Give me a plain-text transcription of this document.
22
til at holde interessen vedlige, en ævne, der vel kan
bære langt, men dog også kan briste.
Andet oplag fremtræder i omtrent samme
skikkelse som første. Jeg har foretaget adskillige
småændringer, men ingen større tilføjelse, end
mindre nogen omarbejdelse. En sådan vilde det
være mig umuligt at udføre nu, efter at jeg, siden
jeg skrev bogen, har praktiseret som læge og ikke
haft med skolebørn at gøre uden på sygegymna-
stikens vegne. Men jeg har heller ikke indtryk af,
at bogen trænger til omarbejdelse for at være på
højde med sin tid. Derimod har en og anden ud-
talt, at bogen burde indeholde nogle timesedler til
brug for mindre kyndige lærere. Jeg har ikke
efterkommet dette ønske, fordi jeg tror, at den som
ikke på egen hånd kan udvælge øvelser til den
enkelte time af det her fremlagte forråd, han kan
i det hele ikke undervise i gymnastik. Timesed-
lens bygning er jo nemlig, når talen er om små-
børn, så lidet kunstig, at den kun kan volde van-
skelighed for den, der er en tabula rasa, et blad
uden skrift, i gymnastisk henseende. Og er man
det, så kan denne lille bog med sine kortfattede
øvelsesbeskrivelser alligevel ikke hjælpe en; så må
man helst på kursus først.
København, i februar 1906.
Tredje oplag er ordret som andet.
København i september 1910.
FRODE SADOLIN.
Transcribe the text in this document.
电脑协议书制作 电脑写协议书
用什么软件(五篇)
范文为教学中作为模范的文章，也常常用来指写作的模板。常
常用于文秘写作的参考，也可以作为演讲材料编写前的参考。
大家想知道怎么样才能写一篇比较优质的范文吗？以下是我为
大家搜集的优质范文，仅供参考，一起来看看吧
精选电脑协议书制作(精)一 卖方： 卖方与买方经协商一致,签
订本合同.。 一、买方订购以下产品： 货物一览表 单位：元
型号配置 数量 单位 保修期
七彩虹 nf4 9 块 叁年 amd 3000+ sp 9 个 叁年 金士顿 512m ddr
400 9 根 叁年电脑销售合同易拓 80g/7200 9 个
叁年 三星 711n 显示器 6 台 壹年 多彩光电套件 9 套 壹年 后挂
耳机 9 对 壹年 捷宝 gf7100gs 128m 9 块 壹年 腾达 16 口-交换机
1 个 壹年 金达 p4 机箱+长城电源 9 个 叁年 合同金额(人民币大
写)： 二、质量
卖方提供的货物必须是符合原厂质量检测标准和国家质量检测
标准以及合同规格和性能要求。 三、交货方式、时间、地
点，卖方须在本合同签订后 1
★ ★ ★ ★ ★
## TASK DIRECTIONS
Repeat the listing exactly, from its first line to its last.

## RESPONSE
Give me a plain-text transcription of this document.
22
til at holde interessen vedlige, en ævne, der vel kan
bære langt, men dog også kan briste.
Andet oplag fremtræder i omtrent samme
skikkelse som første. Jeg har foretaget adskillige
småændringer, men ingen større tilføjelse, end
mindre nogen omarbejdelse. En sådan vilde det
være mig umuligt at udføre nu, efter at jeg, siden
jeg skrev bogen, har praktiseret som læge og ikke
haft med skolebørn at gøre uden på sygegymna-
stikens vegne. Men jeg har heller ikke indtryk af,
at bogen trænger til omarbejdelse for at være på
højde med sin tid. Derimod har en og anden ud-
talt, at bogen burde indeholde nogle timesedler til
brug for mindre kyndige lærere. Jeg har ikke
efterkommet dette ønske, fordi jeg tror, at den som
ikke på egen hånd kan udvælge øvelser til den
enkelte time af det her fremlagte forråd, han kan
i det hele ikke undervise i gymnastik. Timesed-
lens bygning er jo nemlig, når talen er om små-
børn, så lidet kunstig, at den kun kan volde van-
skelighed for den, der er en tabula rasa, et blad
uden skrift, i gymnastisk henseende. Og er man
det, så kan denne lille bog med sine kortfattede
øvelsesbeskrivelser alligevel ikke hjælpe en; så må
man helst på kursus først.
København, i februar 1906.
Tredje oplag er ordret som andet.
København i september 1910.
FRODE SADOLIN.
Transcribe the text in this document.
电脑协议书制作 电脑写协议书
用什么软件(五篇)
范文为教学中作为模范的文章，也常常用来指写作的模板。常
常用于文秘写作的参考，也可以作为演讲材料编写前的参考。
大家想知道怎么样才能写一篇比较优质的范文吗？以下是我为
大家搜集的优质范文，仅供参考，一起来看看吧
精选电脑协议书制作(精)一 卖方： 卖方与买方经协商一致,签
订本合同.。 一、买方订购以下产品： 货物一览表 单位：元
型号配置 数量 单位 保修期
七彩虹 nf4 9 块 叁年 amd 3000+ sp 9 个 叁年 金士顿 512m ddr
400 9 根 叁年电脑销售合同易拓 80g/7200 9 个
叁年 三星 711n 显示器 6 台 壹年 多彩光电套件 9 套 壹年 后挂
耳机 9 对 壹年 捷宝 gf7100gs 128m 9 块 壹年 腾达 16 口-交换机
1 个 壹年 金达 p4 机箱+长城电源 9 个 叁年 合同金额(人民币大
写)： 二、质量
卖方提供的货物必须是符合原厂质量检测标准和国家质量检测
标准以及合同规格和性能要求。 三、交货方式、时间、地
点，卖方须在本合同签订后 1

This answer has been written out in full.